=== Records to use ===

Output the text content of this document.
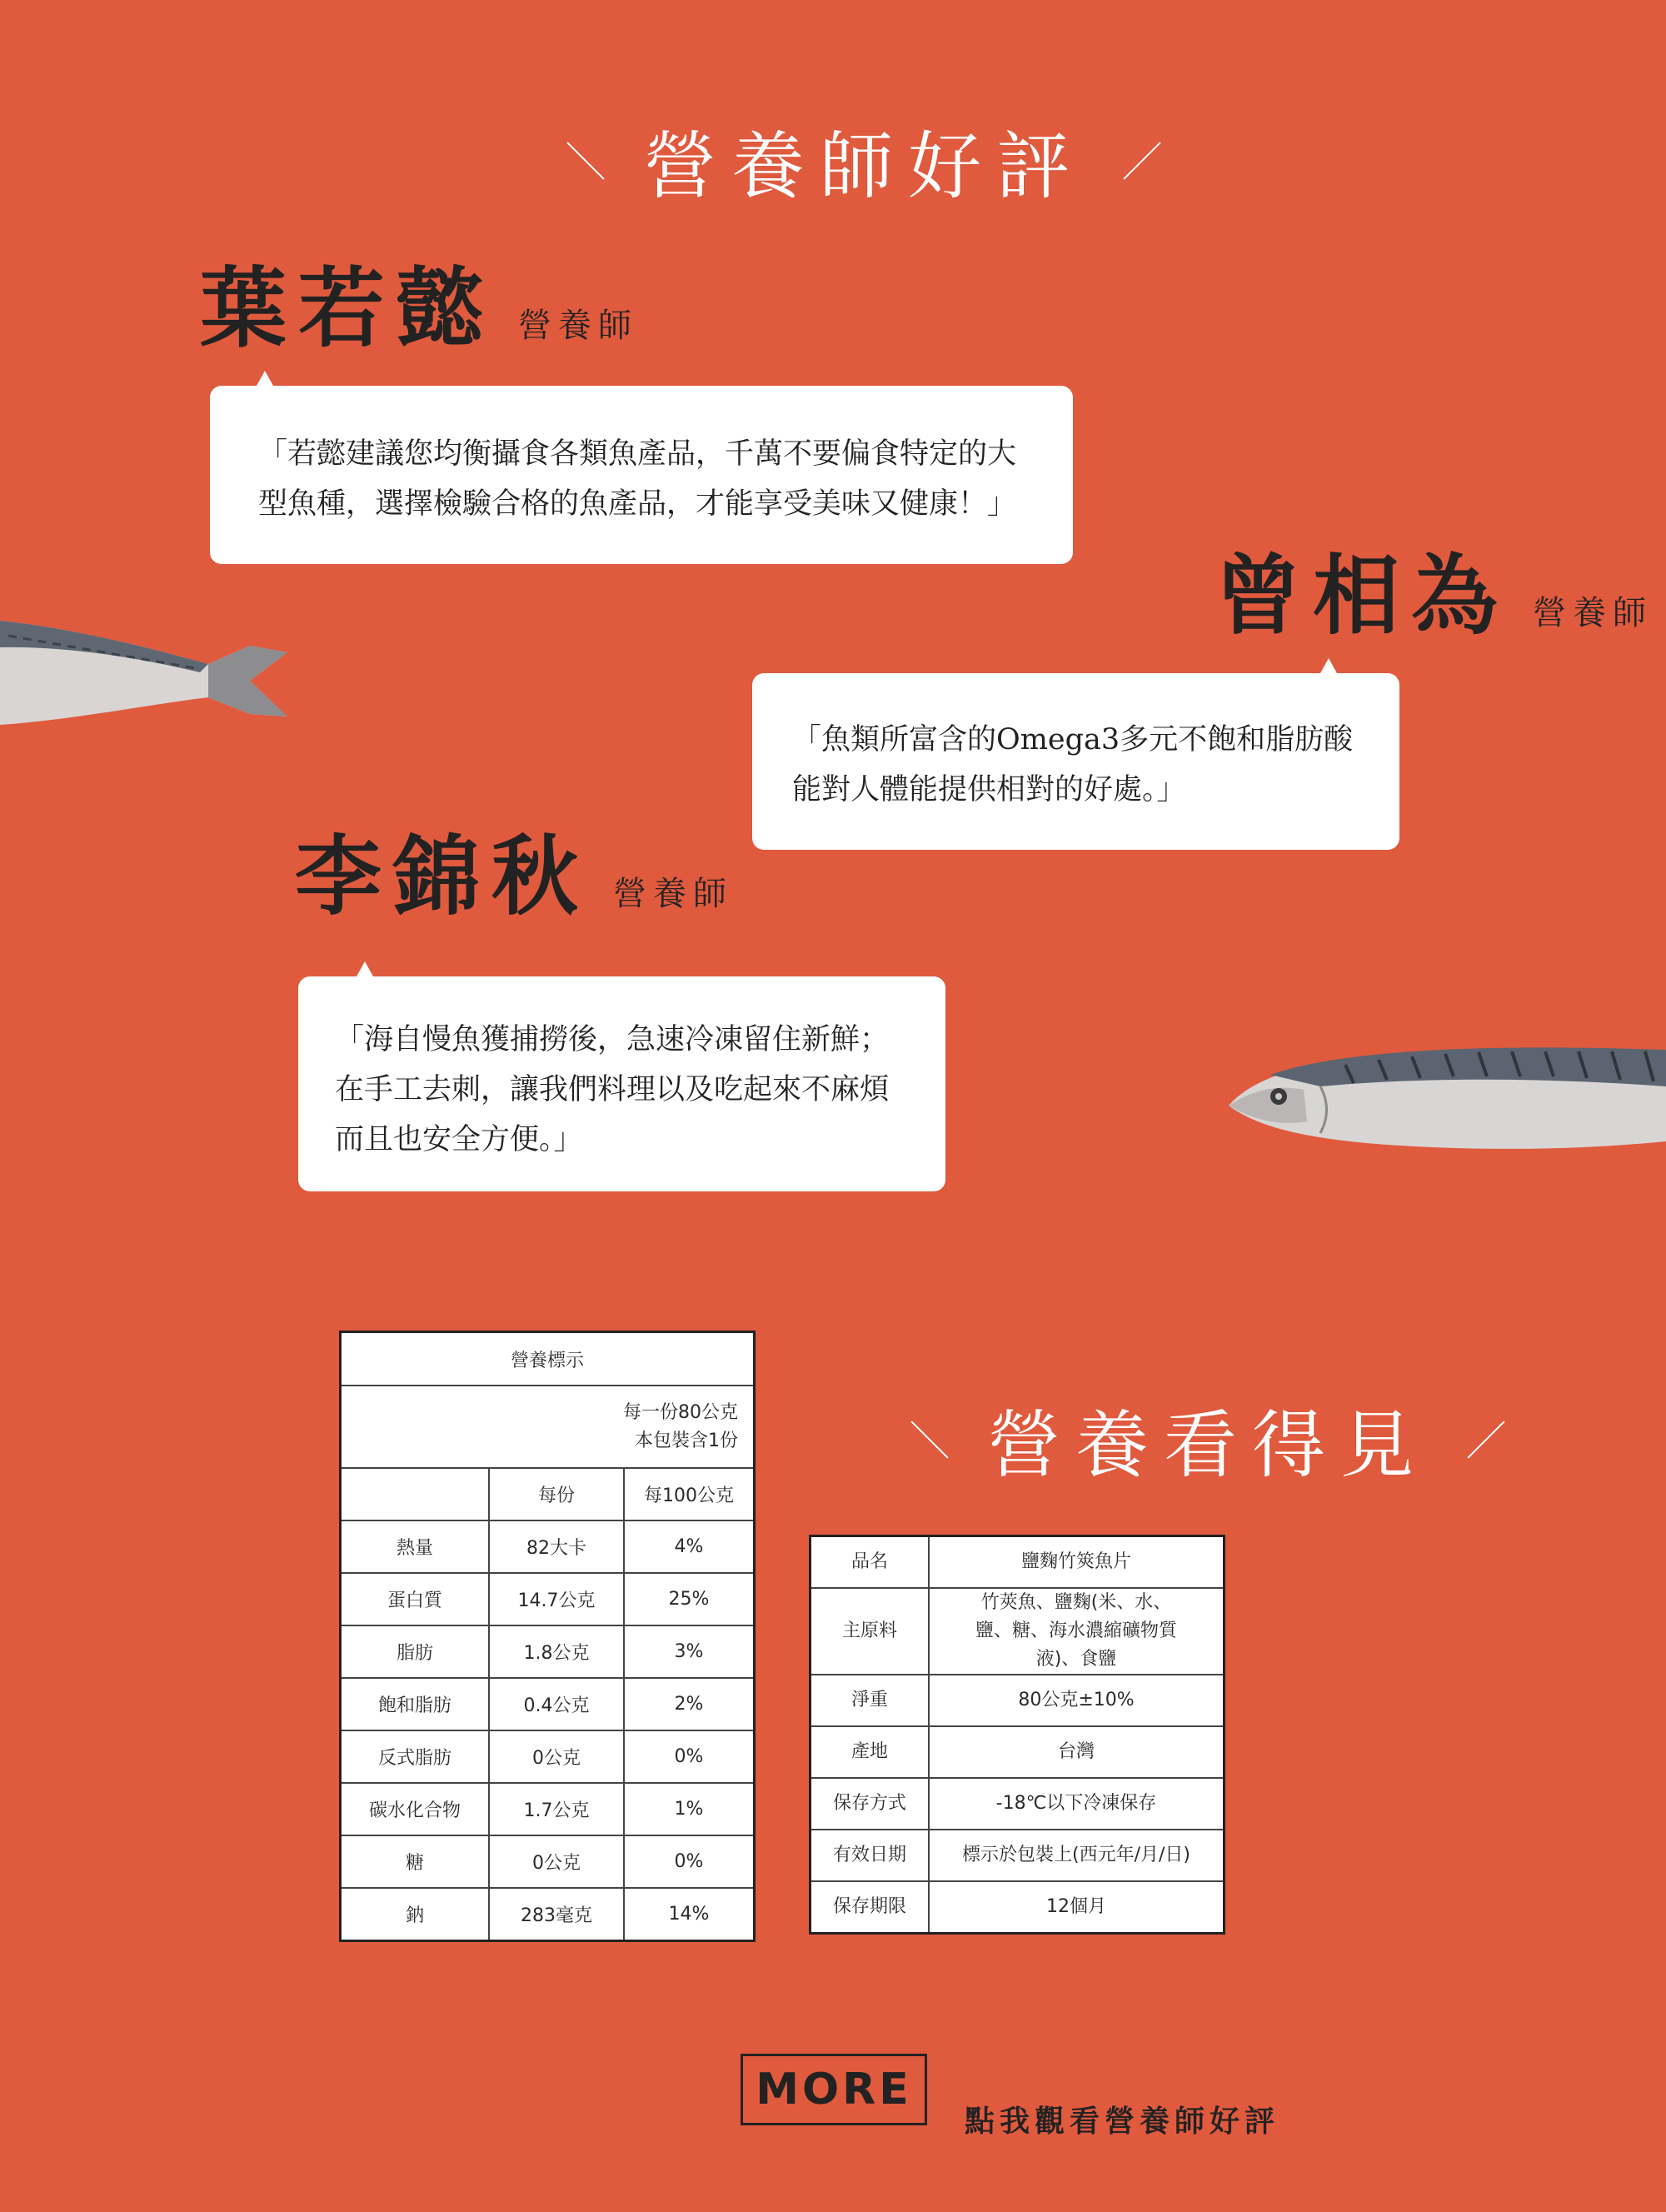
營養師好評
葉若懿 營養師
「若懿建議您均衡攝食各類魚產品，千萬不要偏食特定的大型魚種，選擇檢驗合格的魚產品，才能享受美味又健康！」
曾相為 營養師
「魚類所富含的Omega3多元不飽和脂肪酸能對人體能提供相對的好處。」
李錦秋 營養師
「海自慢魚獲捕撈後，急速冷凍留住新鮮；在手工去刺，讓我們料理以及吃起來不麻煩而且也安全方便。」
營養標示		

每一份80公克
本包裝含1份		

	每份	每100公克
熱量	82大卡	4%
蛋白質	14.7公克	25%
脂肪	1.8公克	3%
飽和脂肪	0.4公克	2%
反式脂肪	0公克	0%
碳水化合物	1.7公克	1%
糖	0公克	0%
鈉	283毫克	14%
營養看得見
品名	鹽麴竹筴魚片
主原料	竹莢魚、鹽麴(米、水、鹽、糖、海水濃縮礦物質液)、食鹽
淨重	80公克±10%
產地	台灣
保存方式	-18℃以下冷凍保存
有效日期	標示於包裝上(西元年/月/日)
保存期限	12個月
MORE
點我觀看營養師好評
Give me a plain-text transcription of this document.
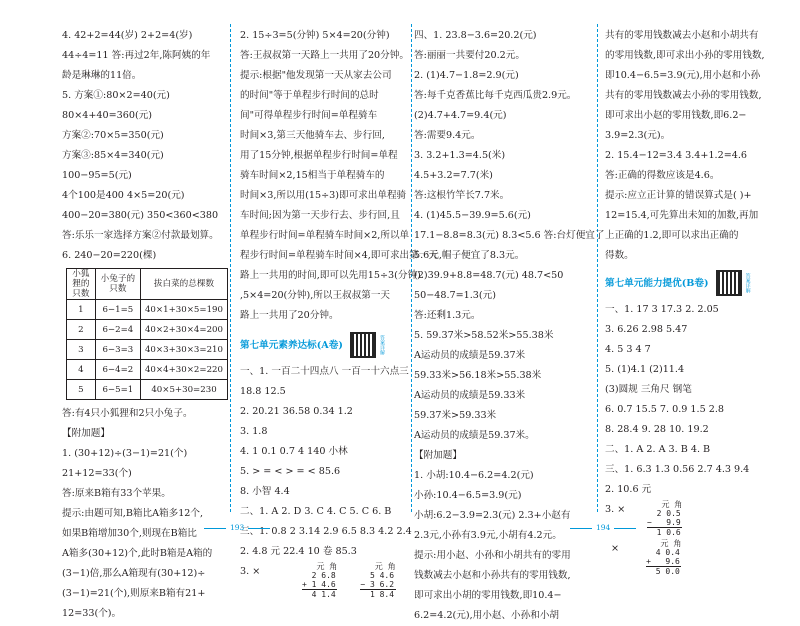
4. 42+2=44(岁) 2+2=4(岁)
44÷4=11 答:再过2年,陈阿姨的年
龄是琳琳的11倍。
5. 方案①:80×2=40(元)
80×4+40=360(元)
方案②:70×5=350(元)
方案③:85×4=340(元)
100−95=5(元)
4个100是400 4×5=20(元)
400−20=380(元) 350<360<380
答:乐乐一家选择方案②付款最划算。
6. 240−20=220(棵)
小狐狸的只数	小兔子的只数	拔白菜的总棵数
1	6−1=5	40×1+30×5=190
2	6−2=4	40×2+30×4=200
3	6−3=3	40×3+30×3=210
4	6−4=2	40×4+30×2=220
5	6−5=1	40×5+30=230
答:有4只小狐狸和2只小兔子。
【附加题】
1. (30+12)÷(3−1)=21(个)
21+12=33(个)
答:原来B箱有33个苹果。
提示:由题可知,B箱比A箱多12个,
如果B箱增加30个,则现在B箱比
A箱多(30+12)个,此时B箱是A箱的
(3−1)倍,那么A箱现有(30+12)÷
(3−1)=21(个),则原来B箱有21+
12=33(个)。
2. 15÷3=5(分钟) 5×4=20(分钟)
答:王叔叔第一天路上一共用了20分钟。
提示:根据"他发现第一天从家去公司
的时间"等于单程步行时间的总时
间"可得单程步行时间=单程骑车
时间×3,第三天他骑车去、步行回,
用了15分钟,根据单程步行时间=单程
骑车时间×2,15相当于单程骑车的
时间×3,所以用(15÷3)即可求出单程骑
车时间;因为第一天步行去、步行回,且
单程步行时间=单程骑车时间×2,所以单
程步行时间=单程骑车时间×4,即可求出第一天
路上一共用的时间,即可以先用15÷3(分钟)
,5×4=20(分钟),所以王叔叔第一天
路上一共用了20分钟。
第七单元素养达标(A卷)	答案详解
一、1. 一百二十四点八 一百一十六点三
18.8 12.5
2. 20.21 36.58 0.34 1.2
3. 1.8
4. 1 0.1 0.7 4 140 小林
5. > = < > = < 85.6
8. 小智 4.4
二、1. A 2. D 3. C 4. C 5. C 6. B
三、1. 0.8 2 3.14 2.9 6.5 8.3 4.2 2.4
2. 4.8 元 22.4 10 卷 85.3
3. ×	元 角
2 6.8
+ 1 4.6
4 1.4

元 角
5 4.6
− 3 6.2
1 8.4
四、1. 23.8−3.6=20.2(元)
答:丽丽一共要付20.2元。
2. (1)4.7−1.8=2.9(元)
答:每千克香蕉比每千克西瓜贵2.9元。
(2)4.7+4.7=9.4(元)
答:需要9.4元。
3. 3.2+1.3=4.5(米)
4.5+3.2=7.7(米)
答:这根竹竿长7.7米。
4. (1)45.5−39.9=5.6(元)
17.1−8.8=8.3(元) 8.3<5.6 答:台灯便宜了
5.6元,帽子便宜了8.3元。
(2)39.9+8.8=48.7(元) 48.7<50
50−48.7=1.3(元)
答:还剩1.3元。
5. 59.37米>58.52米>55.38米
A运动员的成绩是59.37米
59.33米>56.18米>55.38米
A运动员的成绩是59.33米
59.37米>59.33米
A运动员的成绩是59.37米。
【附加题】
1. 小胡:10.4−6.2=4.2(元)
小孙:10.4−6.5=3.9(元)
小胡:6.2−3.9=2.3(元) 2.3+小赵有
2.3元,小孙有3.9元,小胡有4.2元。
提示:用小赵、小孙和小胡共有的零用
钱数减去小赵和小孙共有的零用钱数,
即可求出小胡的零用钱数,即10.4−
6.2=4.2(元),用小赵、小孙和小胡
共有的零用钱数减去小赵和小胡共有
的零用钱数,即可求出小孙的零用钱数,
即10.4−6.5=3.9(元),用小赵和小孙
共有的零用钱数减去小孙的零用钱数,
即可求出小赵的零用钱数,即6.2−
3.9=2.3(元)。
2. 15.4−12=3.4 3.4+1.2=4.6
答:正确的得数应该是4.6。
提示:应立正计算的错误算式是( )+
12=15.4,可先算出未知的加数,再加
上正确的1.2,即可以求出正确的
得数。
第七单元能力提优(B卷)	答案详解
一、1. 17 3 17.3 2. 2.05
3. 6.26 2.98 5.47
4. 5 3 4 7
5. (1)4.1 (2)11.4
(3)圆规 三角尺 钢笔
6. 0.7 15.5 7. 0.9 1.5 2.8
8. 28.4 9. 28 10. 19.2
二、1. A 2. A 3. B 4. B
三、1. 6.3 1.3 0.56 2.7 4.3 9.4
2. 10.6 元
3. ×	元 角
2 0.5
−   9.9
1 0.6
×	元 角
4 0.4
+   9.6
5 0.0
193	194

===

[The request]: Extract the entries in full, exactly as they are, minus the pictures.

[Written answer]:
Output the text content of this document.
營養師好評
葉若懿 營養師
「若懿建議您均衡攝食各類魚產品，千萬不要偏食特定的大型魚種，選擇檢驗合格的魚產品，才能享受美味又健康！」
曾相為 營養師
「魚類所富含的Omega3多元不飽和脂肪酸能對人體能提供相對的好處。」
李錦秋 營養師
「海自慢魚獲捕撈後，急速冷凍留住新鮮；在手工去刺，讓我們料理以及吃起來不麻煩而且也安全方便。」
營養標示		

每一份80公克
本包裝含1份		

	每份	每100公克
熱量	82大卡	4%
蛋白質	14.7公克	25%
脂肪	1.8公克	3%
飽和脂肪	0.4公克	2%
反式脂肪	0公克	0%
碳水化合物	1.7公克	1%
糖	0公克	0%
鈉	283毫克	14%
營養看得見
品名	鹽麴竹筴魚片
主原料	竹莢魚、鹽麴(米、水、鹽、糖、海水濃縮礦物質液)、食鹽
淨重	80公克±10%
產地	台灣
保存方式	-18℃以下冷凍保存
有效日期	標示於包裝上(西元年/月/日)
保存期限	12個月
MORE
點我觀看營養師好評
Give me a plain-text transcription of this document.
4. 42+2=44(岁) 2+2=4(岁)
44÷4=11 答:再过2年,陈阿姨的年
龄是琳琳的11倍。
5. 方案①:80×2=40(元)
80×4+40=360(元)
方案②:70×5=350(元)
方案③:85×4=340(元)
100−95=5(元)
4个100是400 4×5=20(元)
400−20=380(元) 350<360<380
答:乐乐一家选择方案②付款最划算。
6. 240−20=220(棵)
小狐狸的只数	小兔子的只数	拔白菜的总棵数
1	6−1=5	40×1+30×5=190
2	6−2=4	40×2+30×4=200
3	6−3=3	40×3+30×3=210
4	6−4=2	40×4+30×2=220
5	6−5=1	40×5+30=230
答:有4只小狐狸和2只小兔子。
【附加题】
1. (30+12)÷(3−1)=21(个)
21+12=33(个)
答:原来B箱有33个苹果。
提示:由题可知,B箱比A箱多12个,
如果B箱增加30个,则现在B箱比
A箱多(30+12)个,此时B箱是A箱的
(3−1)倍,那么A箱现有(30+12)÷
(3−1)=21(个),则原来B箱有21+
12=33(个)。
2. 15÷3=5(分钟) 5×4=20(分钟)
答:王叔叔第一天路上一共用了20分钟。
提示:根据"他发现第一天从家去公司
的时间"等于单程步行时间的总时
间"可得单程步行时间=单程骑车
时间×3,第三天他骑车去、步行回,
用了15分钟,根据单程步行时间=单程
骑车时间×2,15相当于单程骑车的
时间×3,所以用(15÷3)即可求出单程骑
车时间;因为第一天步行去、步行回,且
单程步行时间=单程骑车时间×2,所以单
程步行时间=单程骑车时间×4,即可求出第一天
路上一共用的时间,即可以先用15÷3(分钟)
,5×4=20(分钟),所以王叔叔第一天
路上一共用了20分钟。
第七单元素养达标(A卷)	答案详解
一、1. 一百二十四点八 一百一十六点三
18.8 12.5
2. 20.21 36.58 0.34 1.2
3. 1.8
4. 1 0.1 0.7 4 140 小林
5. > = < > = < 85.6
8. 小智 4.4
二、1. A 2. D 3. C 4. C 5. C 6. B
三、1. 0.8 2 3.14 2.9 6.5 8.3 4.2 2.4
2. 4.8 元 22.4 10 卷 85.3
3. ×	元 角
2 6.8
+ 1 4.6
4 1.4

元 角
5 4.6
− 3 6.2
1 8.4
四、1. 23.8−3.6=20.2(元)
答:丽丽一共要付20.2元。
2. (1)4.7−1.8=2.9(元)
答:每千克香蕉比每千克西瓜贵2.9元。
(2)4.7+4.7=9.4(元)
答:需要9.4元。
3. 3.2+1.3=4.5(米)
4.5+3.2=7.7(米)
答:这根竹竿长7.7米。
4. (1)45.5−39.9=5.6(元)
17.1−8.8=8.3(元) 8.3<5.6 答:台灯便宜了
5.6元,帽子便宜了8.3元。
(2)39.9+8.8=48.7(元) 48.7<50
50−48.7=1.3(元)
答:还剩1.3元。
5. 59.37米>58.52米>55.38米
A运动员的成绩是59.37米
59.33米>56.18米>55.38米
A运动员的成绩是59.33米
59.37米>59.33米
A运动员的成绩是59.37米。
【附加题】
1. 小胡:10.4−6.2=4.2(元)
小孙:10.4−6.5=3.9(元)
小胡:6.2−3.9=2.3(元) 2.3+小赵有
2.3元,小孙有3.9元,小胡有4.2元。
提示:用小赵、小孙和小胡共有的零用
钱数减去小赵和小孙共有的零用钱数,
即可求出小胡的零用钱数,即10.4−
6.2=4.2(元),用小赵、小孙和小胡
共有的零用钱数减去小赵和小胡共有
的零用钱数,即可求出小孙的零用钱数,
即10.4−6.5=3.9(元),用小赵和小孙
共有的零用钱数减去小孙的零用钱数,
即可求出小赵的零用钱数,即6.2−
3.9=2.3(元)。
2. 15.4−12=3.4 3.4+1.2=4.6
答:正确的得数应该是4.6。
提示:应立正计算的错误算式是( )+
12=15.4,可先算出未知的加数,再加
上正确的1.2,即可以求出正确的
得数。
第七单元能力提优(B卷)	答案详解
一、1. 17 3 17.3 2. 2.05
3. 6.26 2.98 5.47
4. 5 3 4 7
5. (1)4.1 (2)11.4
(3)圆规 三角尺 钢笔
6. 0.7 15.5 7. 0.9 1.5 2.8
8. 28.4 9. 28 10. 19.2
二、1. A 2. A 3. B 4. B
三、1. 6.3 1.3 0.56 2.7 4.3 9.4
2. 10.6 元
3. ×	元 角
2 0.5
−   9.9
1 0.6
×	元 角
4 0.4
+   9.6
5 0.0
193	194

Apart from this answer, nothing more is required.